## Start Information shown
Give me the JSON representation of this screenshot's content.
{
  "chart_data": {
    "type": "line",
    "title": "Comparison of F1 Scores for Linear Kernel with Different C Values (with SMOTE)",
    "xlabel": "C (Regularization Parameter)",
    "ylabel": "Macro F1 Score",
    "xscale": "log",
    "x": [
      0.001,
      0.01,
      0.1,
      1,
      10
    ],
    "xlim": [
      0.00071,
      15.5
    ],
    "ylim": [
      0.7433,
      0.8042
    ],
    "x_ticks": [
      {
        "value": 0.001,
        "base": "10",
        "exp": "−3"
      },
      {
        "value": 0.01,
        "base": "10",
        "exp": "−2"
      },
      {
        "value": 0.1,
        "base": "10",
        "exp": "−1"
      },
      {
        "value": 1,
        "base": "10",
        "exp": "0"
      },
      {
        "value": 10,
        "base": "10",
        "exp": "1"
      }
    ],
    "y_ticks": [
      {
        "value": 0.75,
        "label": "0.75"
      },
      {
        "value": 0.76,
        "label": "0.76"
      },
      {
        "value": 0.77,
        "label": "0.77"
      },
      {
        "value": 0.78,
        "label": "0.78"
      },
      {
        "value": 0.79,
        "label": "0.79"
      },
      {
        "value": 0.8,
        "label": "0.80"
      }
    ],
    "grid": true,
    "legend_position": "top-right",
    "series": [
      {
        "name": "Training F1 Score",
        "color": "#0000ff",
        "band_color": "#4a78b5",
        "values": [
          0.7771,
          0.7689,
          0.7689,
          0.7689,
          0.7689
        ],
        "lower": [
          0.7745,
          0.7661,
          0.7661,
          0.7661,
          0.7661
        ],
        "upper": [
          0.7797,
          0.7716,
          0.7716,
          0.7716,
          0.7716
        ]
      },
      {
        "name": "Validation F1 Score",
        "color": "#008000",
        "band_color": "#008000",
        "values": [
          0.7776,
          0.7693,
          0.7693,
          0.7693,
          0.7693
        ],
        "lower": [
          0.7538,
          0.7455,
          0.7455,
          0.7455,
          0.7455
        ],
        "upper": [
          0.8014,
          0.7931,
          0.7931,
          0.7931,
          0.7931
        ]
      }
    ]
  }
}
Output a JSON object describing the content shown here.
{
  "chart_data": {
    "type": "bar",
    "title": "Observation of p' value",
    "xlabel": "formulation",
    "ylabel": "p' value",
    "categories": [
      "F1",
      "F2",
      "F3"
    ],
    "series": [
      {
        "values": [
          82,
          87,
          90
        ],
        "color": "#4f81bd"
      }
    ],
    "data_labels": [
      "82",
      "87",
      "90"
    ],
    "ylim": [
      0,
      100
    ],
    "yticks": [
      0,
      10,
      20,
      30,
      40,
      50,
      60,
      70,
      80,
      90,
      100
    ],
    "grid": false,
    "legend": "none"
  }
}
## End Information shown
Stated exercise
Reproduce nothing but the lines from the line containing "Output a JSON" to the last line of the data, each exactly as written.

Result of the exercise
Output a JSON object describing the content shown here.
{
  "chart_data": {
    "type": "bar",
    "title": "Observation of p' value",
    "xlabel": "formulation",
    "ylabel": "p' value",
    "categories": [
      "F1",
      "F2",
      "F3"
    ],
    "series": [
      {
        "values": [
          82,
          87,
          90
        ],
        "color": "#4f81bd"
      }
    ],
    "data_labels": [
      "82",
      "87",
      "90"
    ],
    "ylim": [
      0,
      100
    ],
    "yticks": [
      0,
      10,
      20,
      30,
      40,
      50,
      60,
      70,
      80,
      90,
      100
    ],
    "grid": false,
    "legend": "none"
  }
}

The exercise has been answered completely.